_Task material_
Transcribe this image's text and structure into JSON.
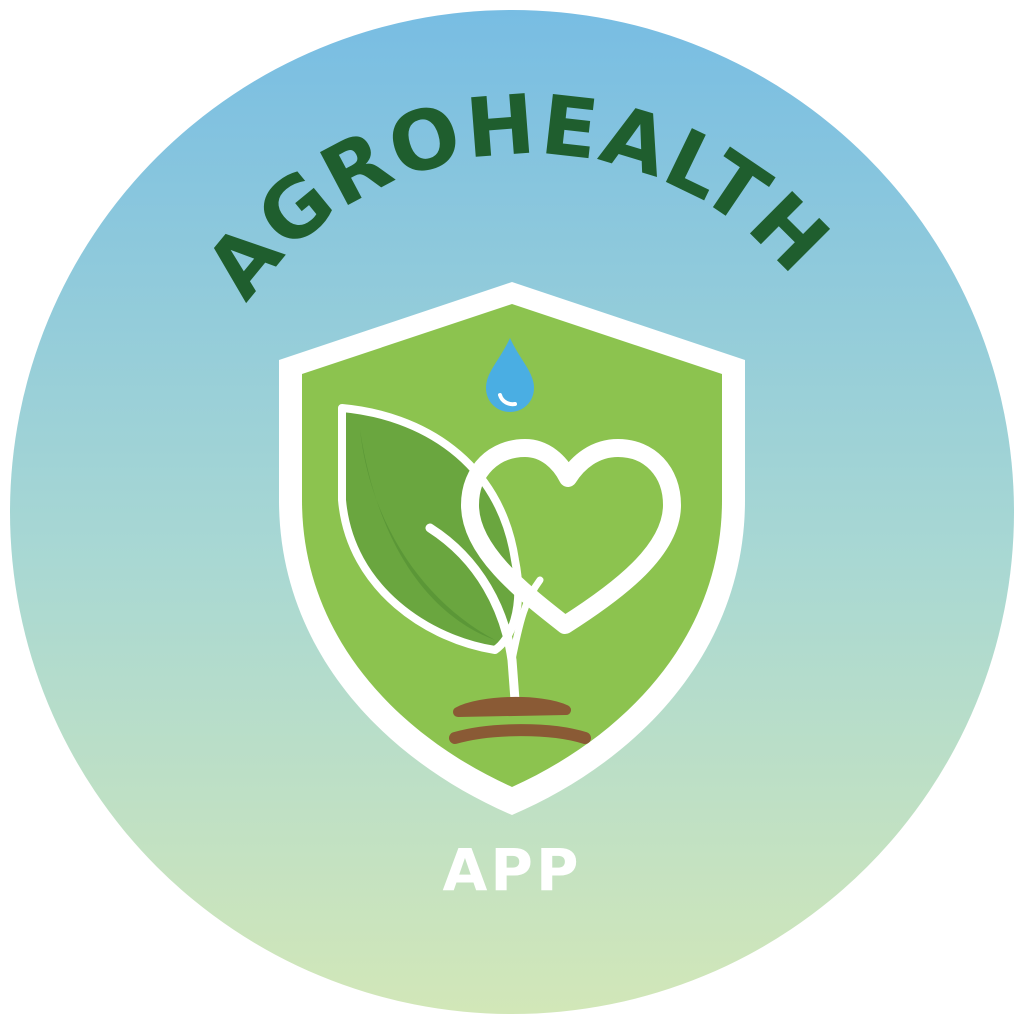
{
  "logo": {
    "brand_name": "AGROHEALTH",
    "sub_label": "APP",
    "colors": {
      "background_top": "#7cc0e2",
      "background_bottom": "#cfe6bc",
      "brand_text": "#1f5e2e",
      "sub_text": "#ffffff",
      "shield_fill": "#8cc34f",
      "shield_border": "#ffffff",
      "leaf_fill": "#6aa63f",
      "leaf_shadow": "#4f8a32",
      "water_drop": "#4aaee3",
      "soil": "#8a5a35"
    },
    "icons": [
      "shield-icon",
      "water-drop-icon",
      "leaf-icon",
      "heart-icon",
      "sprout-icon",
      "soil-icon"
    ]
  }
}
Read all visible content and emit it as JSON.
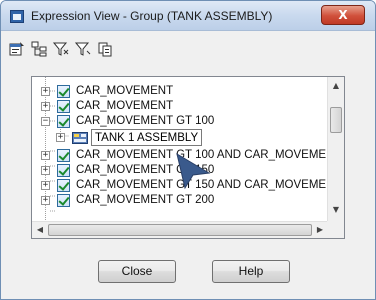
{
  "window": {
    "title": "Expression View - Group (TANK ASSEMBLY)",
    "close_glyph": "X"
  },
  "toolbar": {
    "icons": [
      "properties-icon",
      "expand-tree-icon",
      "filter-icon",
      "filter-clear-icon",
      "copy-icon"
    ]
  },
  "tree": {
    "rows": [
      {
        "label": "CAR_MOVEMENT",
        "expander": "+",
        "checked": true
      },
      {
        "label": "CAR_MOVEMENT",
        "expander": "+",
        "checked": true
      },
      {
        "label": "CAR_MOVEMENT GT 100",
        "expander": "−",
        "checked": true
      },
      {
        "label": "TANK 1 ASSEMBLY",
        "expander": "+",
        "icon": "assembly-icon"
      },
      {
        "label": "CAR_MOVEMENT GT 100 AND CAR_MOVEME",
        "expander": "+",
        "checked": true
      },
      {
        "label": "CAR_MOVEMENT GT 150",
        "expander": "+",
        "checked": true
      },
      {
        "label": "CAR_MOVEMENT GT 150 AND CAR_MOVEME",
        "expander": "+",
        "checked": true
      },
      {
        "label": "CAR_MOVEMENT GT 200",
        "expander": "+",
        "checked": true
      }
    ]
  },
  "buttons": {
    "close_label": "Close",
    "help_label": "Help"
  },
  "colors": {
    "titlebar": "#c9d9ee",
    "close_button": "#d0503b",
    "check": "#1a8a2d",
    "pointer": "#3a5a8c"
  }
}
...
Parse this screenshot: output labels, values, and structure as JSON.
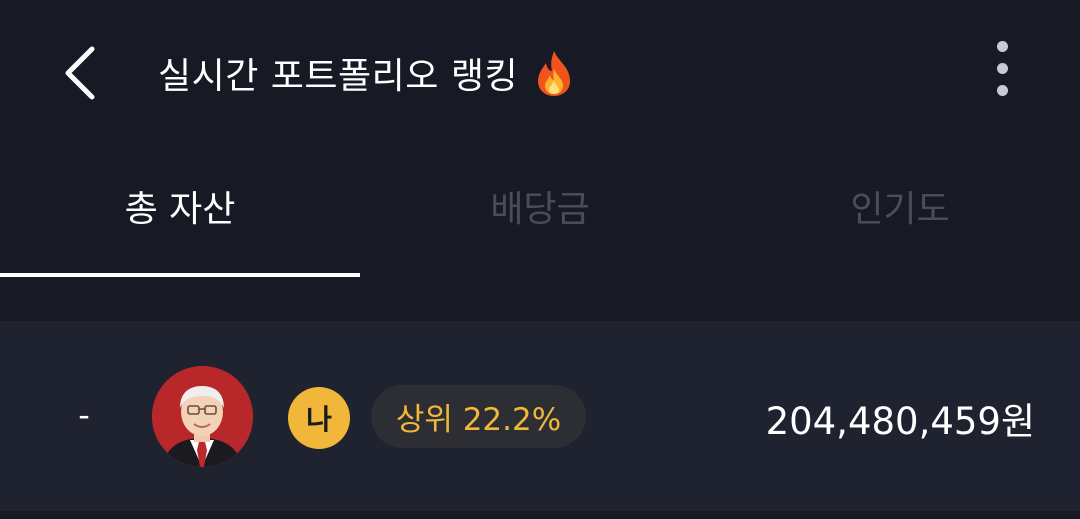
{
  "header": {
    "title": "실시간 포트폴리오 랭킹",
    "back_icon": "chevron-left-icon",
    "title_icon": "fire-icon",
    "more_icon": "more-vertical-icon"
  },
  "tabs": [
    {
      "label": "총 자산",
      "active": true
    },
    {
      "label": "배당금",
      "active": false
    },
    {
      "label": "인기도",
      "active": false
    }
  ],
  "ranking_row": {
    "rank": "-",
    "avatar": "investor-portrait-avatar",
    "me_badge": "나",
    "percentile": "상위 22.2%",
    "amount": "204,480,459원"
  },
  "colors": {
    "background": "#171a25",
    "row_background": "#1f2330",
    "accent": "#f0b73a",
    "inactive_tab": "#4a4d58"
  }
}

_The task_
Across the entries, how many lines contain "ffffff"? Reply with the number only.

_Output for this exercise_
2